OBJECTIVES —
1/ Answer these questions using the passage about the Rev. Carol Howard Merritt:
(a) In which church did she grow up?
(b) What is the title of her book?
(c) Which church did she join and become ordained in?
2/ Translate this sentence from the passage about the Rev. Carol Howard Merritt into Spanish: "The Southern Baptist Church of her childhood colluded in the violence that surrounded her growing up."
3/ Write the next part of the passage about the Rev. Carol Howard Merritt, picking up after its final sentence.

PROVIDED PASSAGE —
»»

This snapshot from the tumultuous childhood of the Rev. Carol Howard Merritt often leads people to question why she entered ordained ministry. The Southern Baptist Church of her childhood colluded in the violence that surrounded her growing up. In her book Healing Spiritual Wounds, she writes that religion was “complicit in the violence” of her home and church, but she still found hope. Misguided interpretations of Christian teaching, she writes, were “part of the problem,” but the teachings of Christ were also her “cure, solace, and center.” Over time, she came to understand that abusive patterns in religion “did not really represent God,” and after attending Moody Bible Institute, she left the Southern Baptist Church to join the Presbyterian Church (U.S.A.), where she was ordained and where she began a ministry that focuses on the wounds that can be caused by organized religion and on the spiritual healing that must follow.

««

DATA PROVIDED —
»»

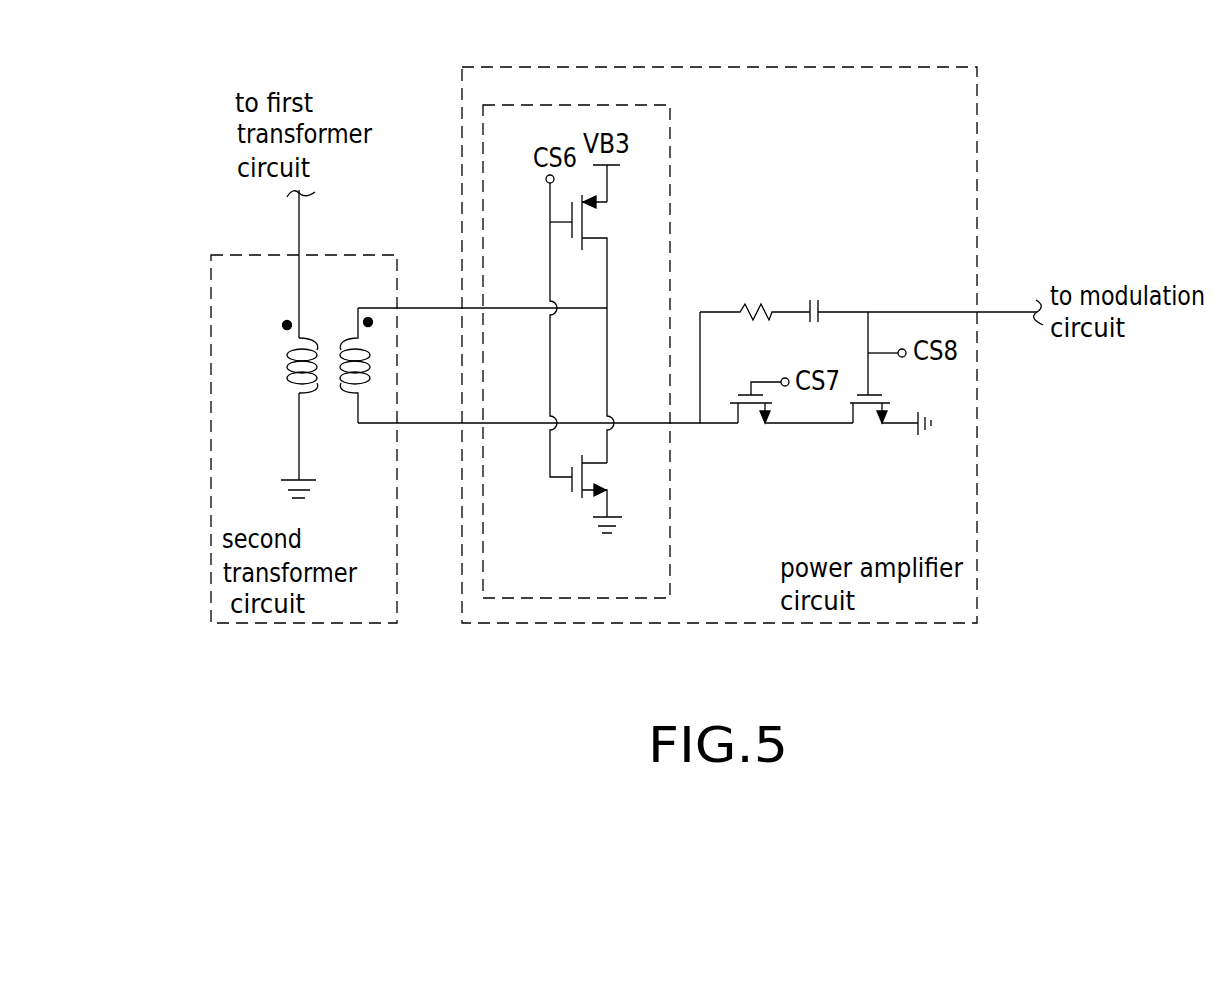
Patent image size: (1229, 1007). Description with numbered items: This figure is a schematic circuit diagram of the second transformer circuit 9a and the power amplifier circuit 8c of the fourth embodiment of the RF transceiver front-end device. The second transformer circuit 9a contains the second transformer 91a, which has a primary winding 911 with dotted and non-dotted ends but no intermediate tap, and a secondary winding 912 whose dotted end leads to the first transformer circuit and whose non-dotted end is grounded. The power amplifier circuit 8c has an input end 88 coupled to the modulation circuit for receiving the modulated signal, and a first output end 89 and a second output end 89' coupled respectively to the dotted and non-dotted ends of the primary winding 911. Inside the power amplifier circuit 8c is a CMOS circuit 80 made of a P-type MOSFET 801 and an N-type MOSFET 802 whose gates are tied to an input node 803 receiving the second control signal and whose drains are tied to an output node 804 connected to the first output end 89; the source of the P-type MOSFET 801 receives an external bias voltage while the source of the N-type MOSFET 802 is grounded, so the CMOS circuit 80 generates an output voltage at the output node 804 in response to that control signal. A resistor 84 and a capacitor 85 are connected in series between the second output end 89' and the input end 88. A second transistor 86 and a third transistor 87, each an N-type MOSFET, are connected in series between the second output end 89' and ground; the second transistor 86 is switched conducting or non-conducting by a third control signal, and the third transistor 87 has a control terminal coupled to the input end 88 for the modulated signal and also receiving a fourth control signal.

The power amplifier circuit 8c is at (772, 67).
The CMOS circuit 80 is at (670, 195).
The second transformer circuit 9a is at (327, 255).
The primary winding 911 is at (372, 340).
The secondary winding 912 is at (287, 367).
The second transformer 91a is at (328, 392).
The first output end 89 is at (482, 227).
The second output end 89' is at (529, 428).
The input node 803 is at (550, 197).
The P-type MOSFET 801 is at (605, 220).
The output node 804 is at (577, 310).
The N-type MOSFET 802 is at (608, 477).
The resistor 84 is at (753, 302).
The capacitor 85 is at (823, 307).
The second transistor 86 is at (750, 422).
The third transistor 87 is at (867, 422).
The input end 88 is at (1002, 312).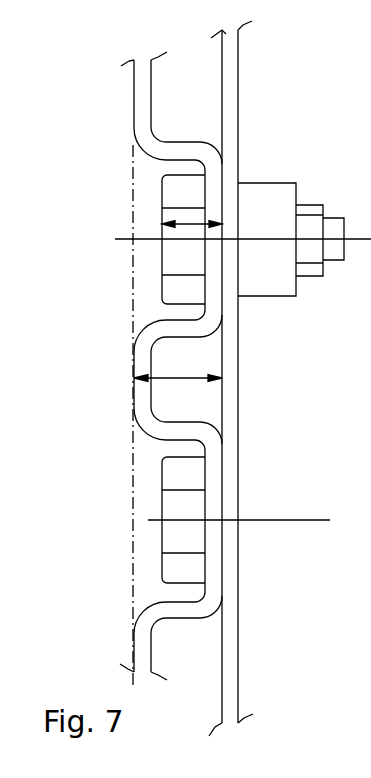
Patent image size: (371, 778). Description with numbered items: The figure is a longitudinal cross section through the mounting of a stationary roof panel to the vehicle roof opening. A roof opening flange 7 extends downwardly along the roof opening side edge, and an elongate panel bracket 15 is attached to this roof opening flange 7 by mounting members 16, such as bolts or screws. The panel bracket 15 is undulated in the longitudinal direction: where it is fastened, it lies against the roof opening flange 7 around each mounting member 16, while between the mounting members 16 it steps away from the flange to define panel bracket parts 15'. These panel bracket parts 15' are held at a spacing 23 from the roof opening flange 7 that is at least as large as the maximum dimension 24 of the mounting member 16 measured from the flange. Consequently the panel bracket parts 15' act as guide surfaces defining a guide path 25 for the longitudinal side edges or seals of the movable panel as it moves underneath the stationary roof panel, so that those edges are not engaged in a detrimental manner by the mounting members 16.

The roof opening flange 7 is at (229, 391).
The panel bracket 15 is at (137, 215).
The panel bracket part 15' is at (161, 529).
The mounting member 16 is at (176, 265).
The spacing 23 is at (178, 378).
The maximum dimension 24 is at (184, 222).
The guide path 25 is at (133, 547).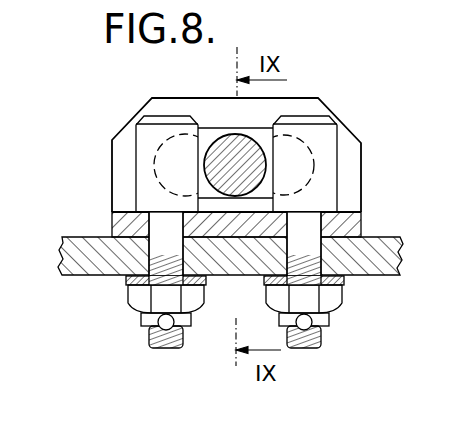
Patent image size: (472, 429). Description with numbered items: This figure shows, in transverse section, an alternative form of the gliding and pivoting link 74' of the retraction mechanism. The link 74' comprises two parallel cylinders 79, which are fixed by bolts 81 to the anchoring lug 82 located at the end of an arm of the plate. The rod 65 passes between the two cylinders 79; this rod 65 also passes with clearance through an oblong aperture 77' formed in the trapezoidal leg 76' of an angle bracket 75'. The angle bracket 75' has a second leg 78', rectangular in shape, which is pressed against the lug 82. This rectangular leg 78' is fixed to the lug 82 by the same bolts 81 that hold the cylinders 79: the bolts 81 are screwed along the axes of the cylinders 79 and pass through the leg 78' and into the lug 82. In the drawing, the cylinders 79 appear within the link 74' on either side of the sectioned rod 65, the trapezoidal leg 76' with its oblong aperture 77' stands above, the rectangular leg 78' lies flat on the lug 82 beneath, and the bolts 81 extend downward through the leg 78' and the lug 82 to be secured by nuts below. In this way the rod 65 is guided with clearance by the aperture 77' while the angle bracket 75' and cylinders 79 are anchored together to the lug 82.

The rod 65 is at (232, 162).
The link 74' is at (261, 136).
The angle bracket 75' is at (269, 187).
The trapezoidal leg 76' is at (216, 141).
The oblong aperture 77' is at (166, 151).
The rectangular leg 78' is at (267, 227).
The parallel cylinders 79 is at (148, 188).
The bolts 81 is at (140, 297).
The anchoring lug 82 is at (97, 253).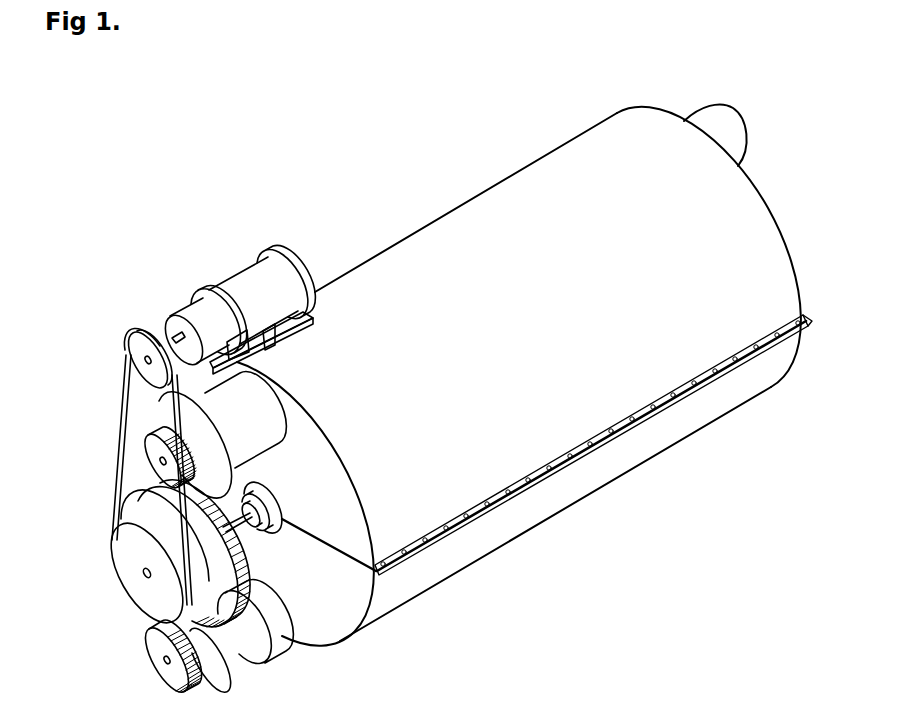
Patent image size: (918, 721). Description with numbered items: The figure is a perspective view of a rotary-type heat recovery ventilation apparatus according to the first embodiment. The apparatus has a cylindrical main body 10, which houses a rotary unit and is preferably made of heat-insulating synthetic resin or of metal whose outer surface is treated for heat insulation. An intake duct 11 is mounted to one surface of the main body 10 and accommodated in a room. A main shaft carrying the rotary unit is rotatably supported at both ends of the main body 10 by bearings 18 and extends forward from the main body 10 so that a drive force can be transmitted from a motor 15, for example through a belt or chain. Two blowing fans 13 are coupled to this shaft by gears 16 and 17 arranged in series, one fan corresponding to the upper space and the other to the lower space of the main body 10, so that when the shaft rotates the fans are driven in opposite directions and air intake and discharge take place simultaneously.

The main body 10 is at (432, 243).
The intake duct 11 is at (715, 118).
The blowing fans 13 is at (252, 453).
The motor 15 is at (247, 280).
The gear 16 is at (137, 505).
The gear 17 is at (153, 445).
The bearings 18 is at (280, 522).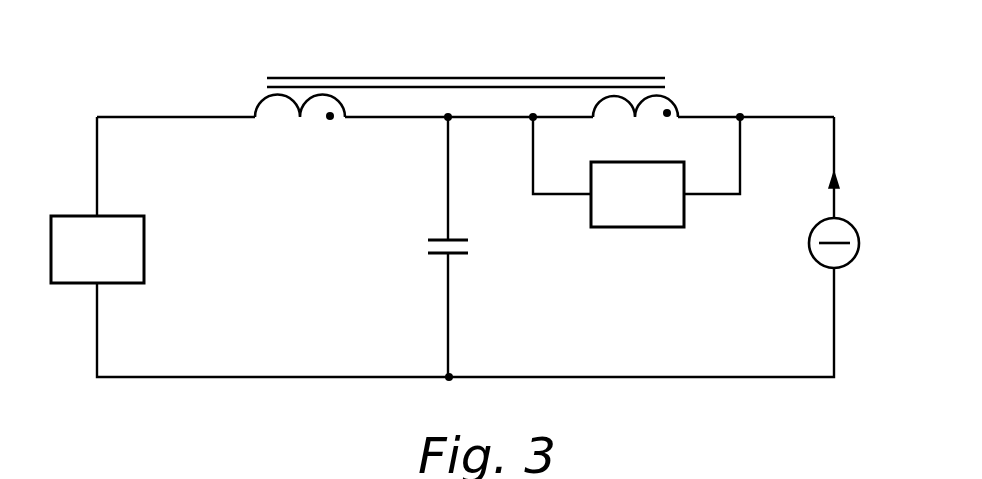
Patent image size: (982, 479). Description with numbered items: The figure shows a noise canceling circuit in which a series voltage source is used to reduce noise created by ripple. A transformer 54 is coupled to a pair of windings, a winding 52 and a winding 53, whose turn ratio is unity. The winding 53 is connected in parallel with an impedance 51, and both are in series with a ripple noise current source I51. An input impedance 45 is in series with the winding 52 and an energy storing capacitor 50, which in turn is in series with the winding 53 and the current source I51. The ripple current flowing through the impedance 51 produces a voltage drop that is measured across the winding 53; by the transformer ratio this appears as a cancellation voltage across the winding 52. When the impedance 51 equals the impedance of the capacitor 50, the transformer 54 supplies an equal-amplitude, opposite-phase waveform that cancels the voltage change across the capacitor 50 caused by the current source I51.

The transformer 54 is at (487, 78).
The winding 52 is at (303, 110).
The winding 53 is at (677, 103).
The input impedance 45 is at (144, 240).
The energy storing capacitor 50 is at (468, 255).
The impedance 51 is at (637, 227).
The ripple noise current source I51 is at (856, 262).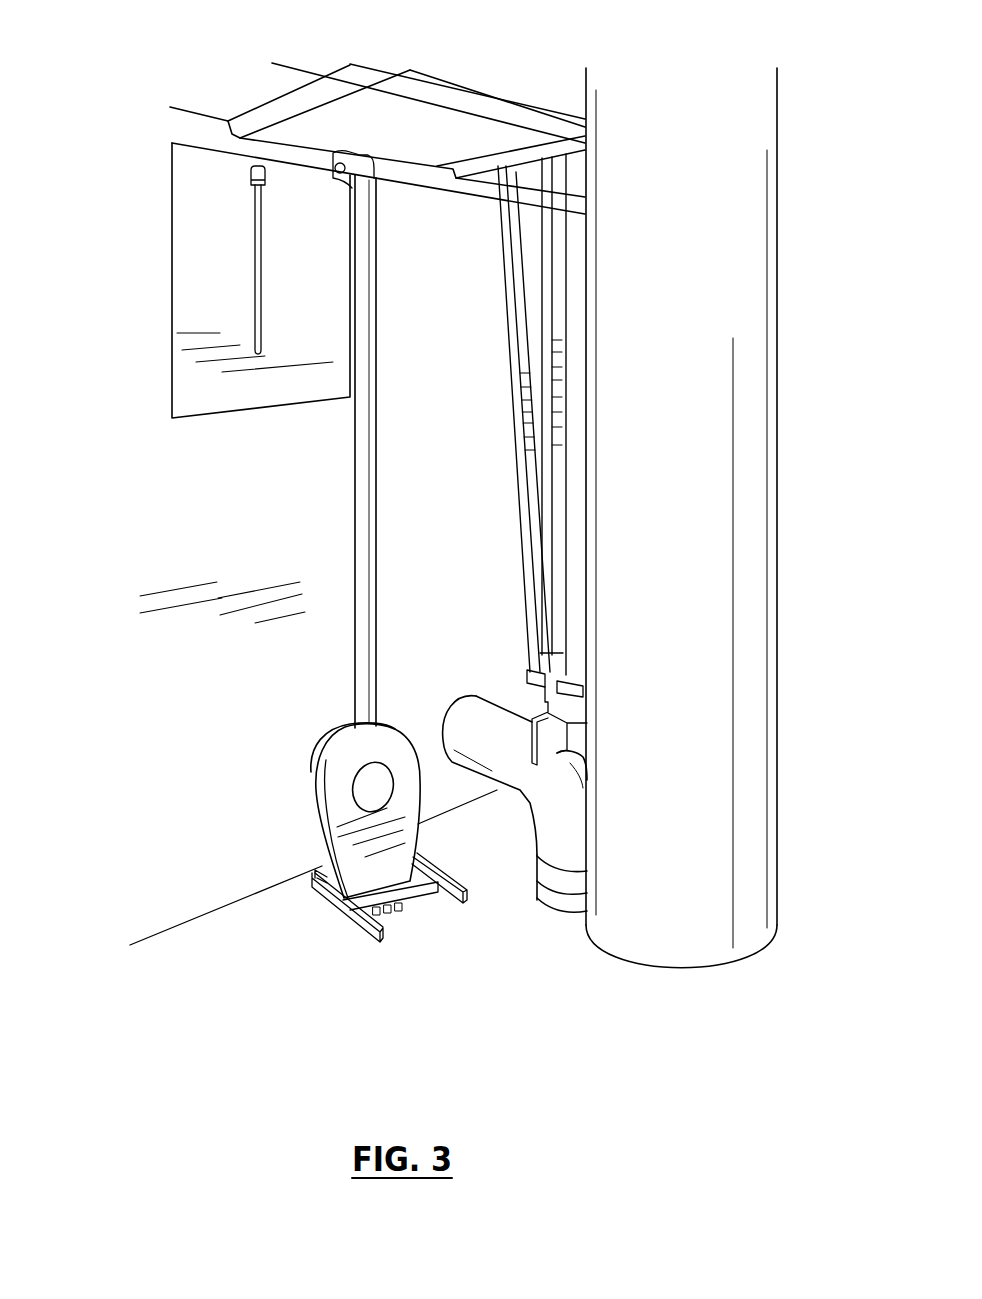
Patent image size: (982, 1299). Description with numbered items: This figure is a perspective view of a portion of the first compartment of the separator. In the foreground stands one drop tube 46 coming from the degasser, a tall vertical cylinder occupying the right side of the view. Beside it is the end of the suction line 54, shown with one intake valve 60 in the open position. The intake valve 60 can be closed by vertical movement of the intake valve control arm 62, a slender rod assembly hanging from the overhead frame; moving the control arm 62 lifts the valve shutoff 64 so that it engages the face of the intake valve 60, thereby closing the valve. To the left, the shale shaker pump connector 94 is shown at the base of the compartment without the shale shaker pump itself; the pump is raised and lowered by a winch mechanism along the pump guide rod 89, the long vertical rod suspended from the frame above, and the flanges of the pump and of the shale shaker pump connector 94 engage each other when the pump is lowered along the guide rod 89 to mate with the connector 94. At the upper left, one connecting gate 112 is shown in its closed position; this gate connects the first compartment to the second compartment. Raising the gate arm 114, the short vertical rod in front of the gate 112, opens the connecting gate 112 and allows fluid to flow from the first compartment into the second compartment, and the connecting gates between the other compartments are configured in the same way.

The drop tube 46 is at (733, 607).
The suction line 54 is at (315, 752).
The intake valve 60 is at (563, 888).
The intake valve control arm 62 is at (516, 292).
The valve shutoff 64 is at (553, 902).
The pump guide rod 89 is at (362, 278).
The shale shaker pump connector 94 is at (318, 874).
The connecting gate 112 is at (197, 376).
The gate arm 114 is at (253, 222).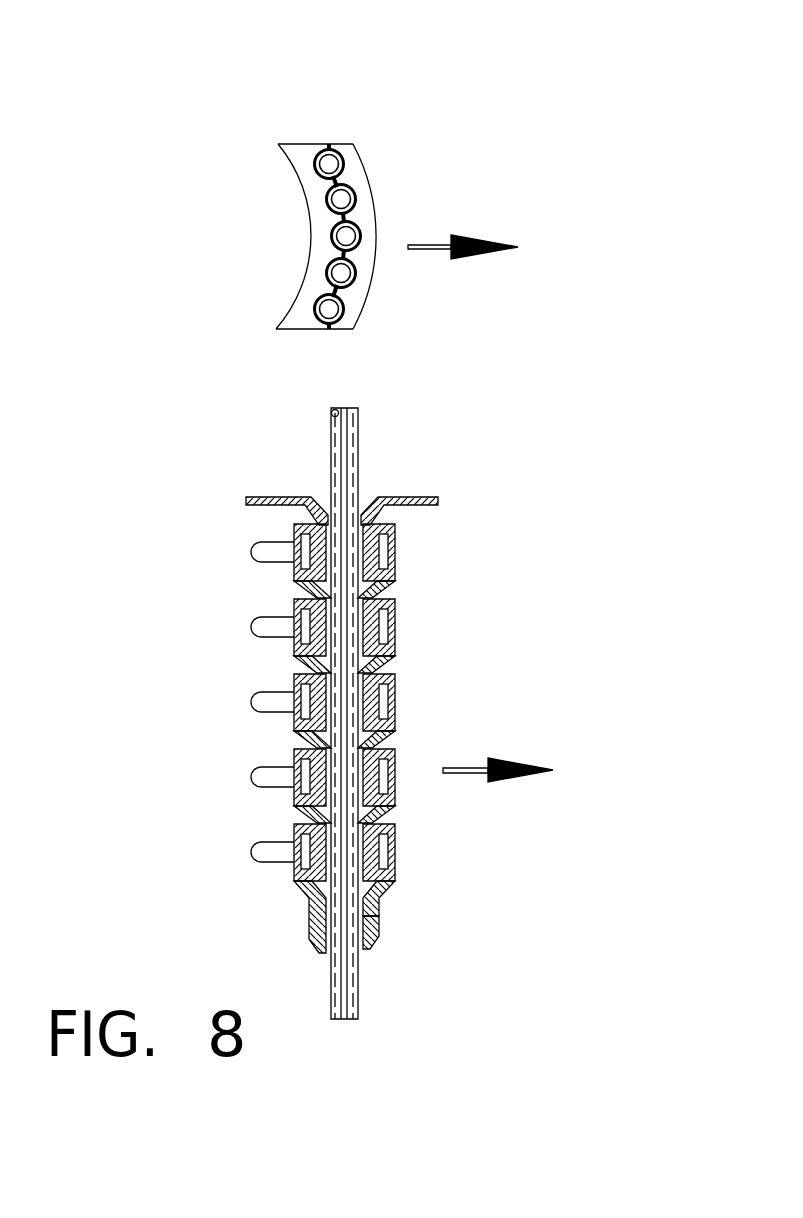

««

TASK-BY-TASK OUTPUTS —
1/
(a) The Southern Baptist Church.
(b) Healing Spiritual Wounds.
(c) The Presbyterian Church (U.S.A.).

2/ La Iglesia Bautista del Sur de su infancia fue cómplice de la violencia que la rodeó mientras crecía.

3/
For Catholics, the topic of abuse remains a painful one. The recent charges of “sexual offenses” faced by Cardinal George Pell have once again stirred up the debate about the church’s failure to rectify its abusive history, which has caused harm not only to the people abused and their families but to the church as a whole and has resulted in the attrition of many Catholics. A survey by the Public Religion Research Institute in 2015 revealed that half of former Catholics point to the abuse crisis as a primary reason they left the church. Informal conversations with still practicing Catholics often reveal unresolved feelings of betrayal and anger about the abuse crisis. More significantly, abuse has also left a trail of traumatized victims, many of whom are still suffering from physical, psychological and spiritual damage. Spiritual damage, which often means damage to a person’s religious faith or relationship with God, is probably the least discussed and least well understood of these issues, but as Rev. Merritt points out, it can have dramatic effects, especially on deeply religious victims like herself. Yet this damage to one’s faith also offers a unique opportunity for healing.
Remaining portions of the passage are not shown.